* [EXERCISE DESCRIPTION]
Leave out the pictures and copy the remaining records exactly.

Extracted records

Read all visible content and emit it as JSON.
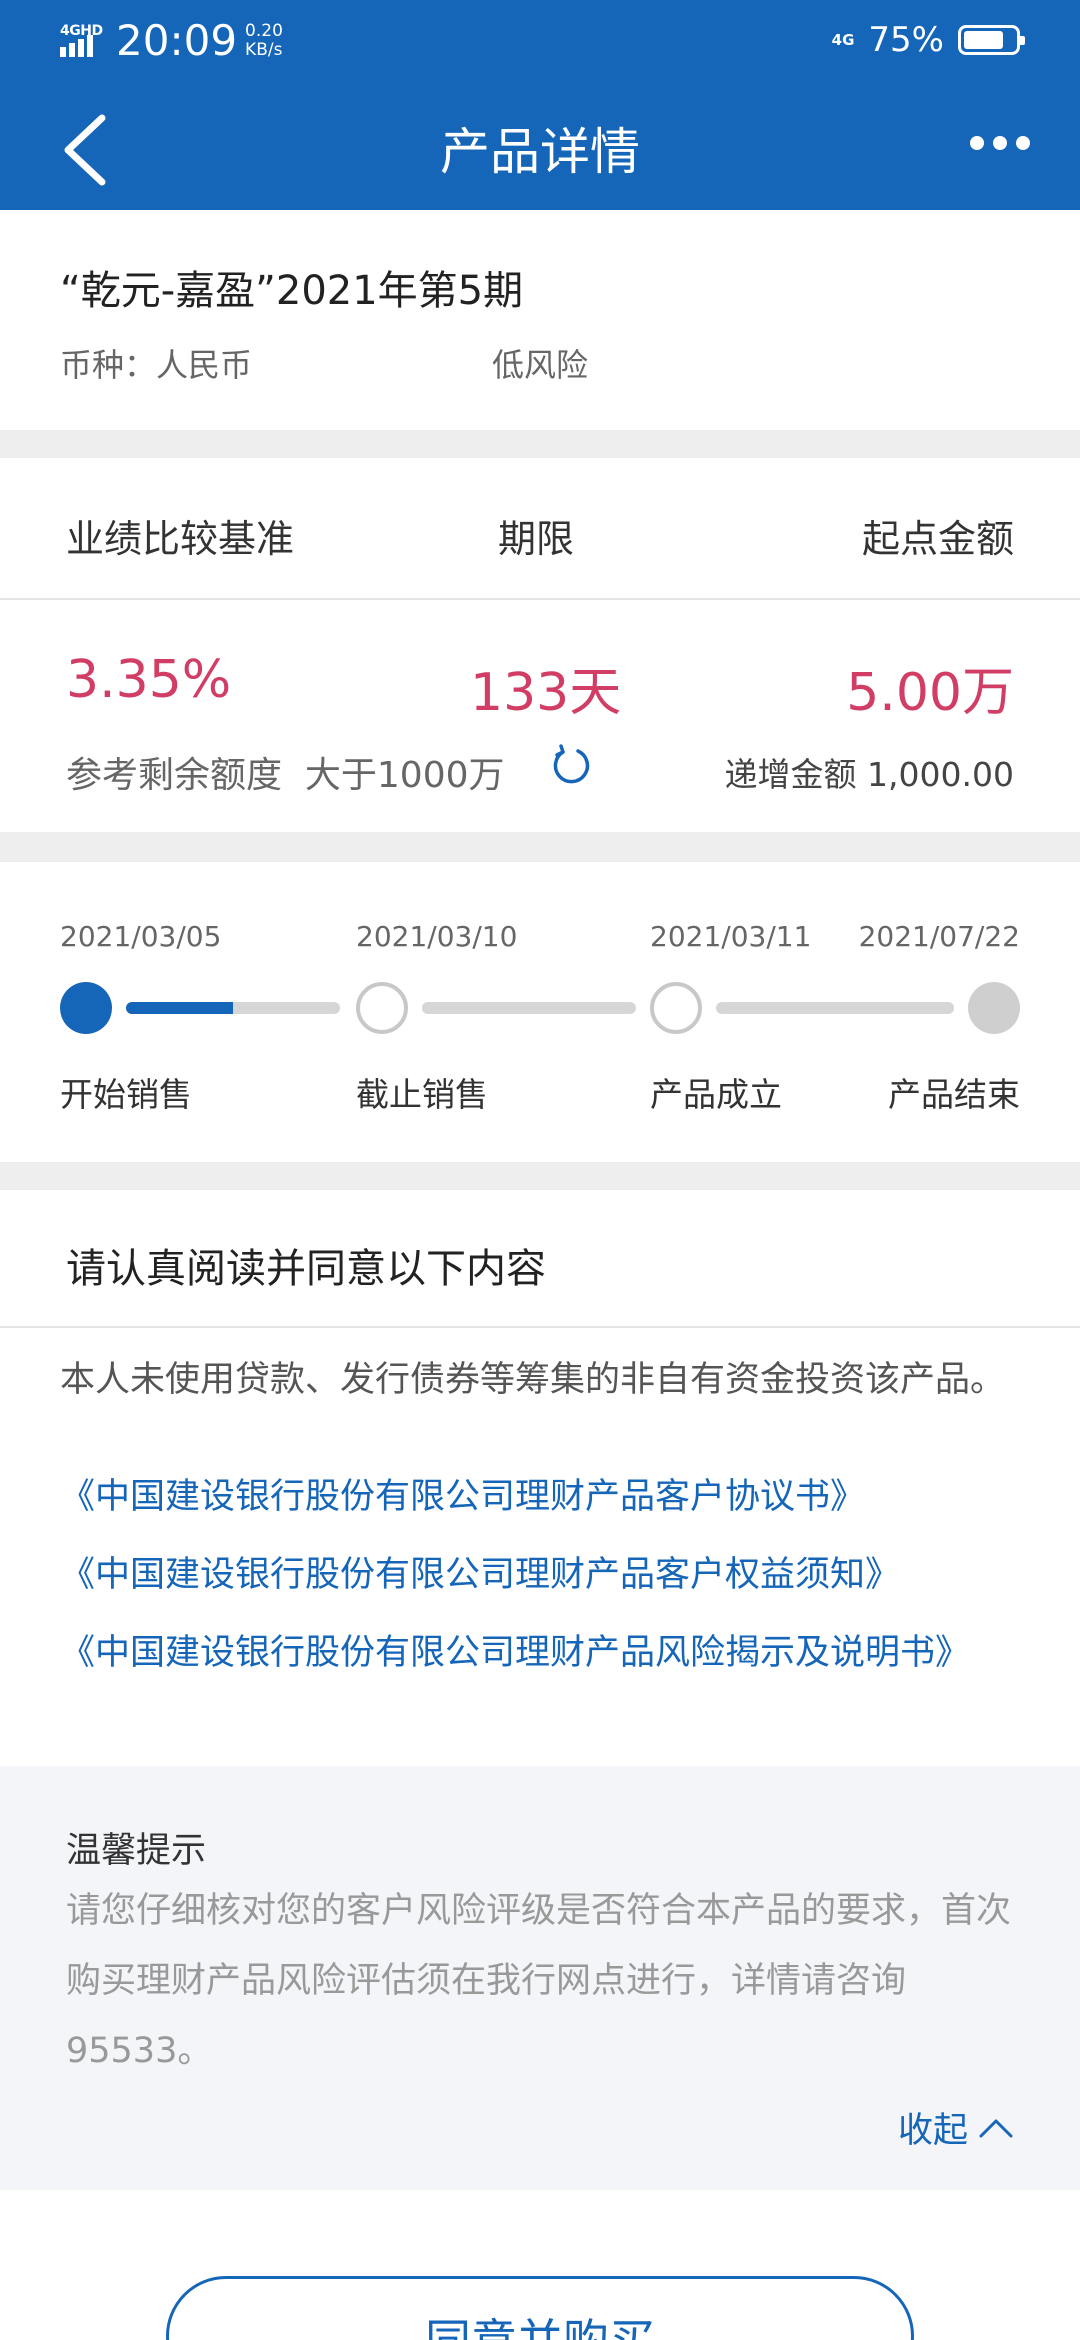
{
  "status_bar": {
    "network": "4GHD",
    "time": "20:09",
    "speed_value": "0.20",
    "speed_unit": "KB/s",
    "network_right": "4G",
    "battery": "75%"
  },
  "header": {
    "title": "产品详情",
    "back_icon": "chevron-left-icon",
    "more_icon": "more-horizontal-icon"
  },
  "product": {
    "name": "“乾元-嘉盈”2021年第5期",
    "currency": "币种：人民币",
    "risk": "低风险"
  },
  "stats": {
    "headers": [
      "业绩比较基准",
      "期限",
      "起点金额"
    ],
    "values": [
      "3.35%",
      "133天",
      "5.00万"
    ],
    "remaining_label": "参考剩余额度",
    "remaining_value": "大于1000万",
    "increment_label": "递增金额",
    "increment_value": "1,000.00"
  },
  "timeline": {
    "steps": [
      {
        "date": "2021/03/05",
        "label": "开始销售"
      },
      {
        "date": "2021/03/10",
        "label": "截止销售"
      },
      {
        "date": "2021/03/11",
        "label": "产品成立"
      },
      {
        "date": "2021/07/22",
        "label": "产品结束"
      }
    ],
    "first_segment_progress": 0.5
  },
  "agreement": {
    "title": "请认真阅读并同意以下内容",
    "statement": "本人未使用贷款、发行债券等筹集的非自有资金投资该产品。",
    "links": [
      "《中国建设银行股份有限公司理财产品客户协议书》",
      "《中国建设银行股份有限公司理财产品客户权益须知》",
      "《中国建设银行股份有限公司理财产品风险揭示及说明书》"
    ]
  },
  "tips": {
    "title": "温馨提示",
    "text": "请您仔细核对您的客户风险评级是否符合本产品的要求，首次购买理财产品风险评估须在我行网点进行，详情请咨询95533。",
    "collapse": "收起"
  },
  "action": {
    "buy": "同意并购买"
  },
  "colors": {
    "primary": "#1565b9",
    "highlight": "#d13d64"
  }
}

* [SOLVED EXERCISE]
Read all visible content and emit it as JSON.
{
  "status_bar": {
    "network": "4GHD",
    "time": "20:09",
    "speed_value": "0.20",
    "speed_unit": "KB/s",
    "network_right": "4G",
    "battery": "75%"
  },
  "header": {
    "title": "产品详情",
    "back_icon": "chevron-left-icon",
    "more_icon": "more-horizontal-icon"
  },
  "product": {
    "name": "“乾元-嘉盈”2021年第5期",
    "currency": "币种：人民币",
    "risk": "低风险"
  },
  "stats": {
    "headers": [
      "业绩比较基准",
      "期限",
      "起点金额"
    ],
    "values": [
      "3.35%",
      "133天",
      "5.00万"
    ],
    "remaining_label": "参考剩余额度",
    "remaining_value": "大于1000万",
    "increment_label": "递增金额",
    "increment_value": "1,000.00"
  },
  "timeline": {
    "steps": [
      {
        "date": "2021/03/05",
        "label": "开始销售"
      },
      {
        "date": "2021/03/10",
        "label": "截止销售"
      },
      {
        "date": "2021/03/11",
        "label": "产品成立"
      },
      {
        "date": "2021/07/22",
        "label": "产品结束"
      }
    ],
    "first_segment_progress": 0.5
  },
  "agreement": {
    "title": "请认真阅读并同意以下内容",
    "statement": "本人未使用贷款、发行债券等筹集的非自有资金投资该产品。",
    "links": [
      "《中国建设银行股份有限公司理财产品客户协议书》",
      "《中国建设银行股份有限公司理财产品客户权益须知》",
      "《中国建设银行股份有限公司理财产品风险揭示及说明书》"
    ]
  },
  "tips": {
    "title": "温馨提示",
    "text": "请您仔细核对您的客户风险评级是否符合本产品的要求，首次购买理财产品风险评估须在我行网点进行，详情请咨询95533。",
    "collapse": "收起"
  },
  "action": {
    "buy": "同意并购买"
  },
  "colors": {
    "primary": "#1565b9",
    "highlight": "#d13d64"
  }
}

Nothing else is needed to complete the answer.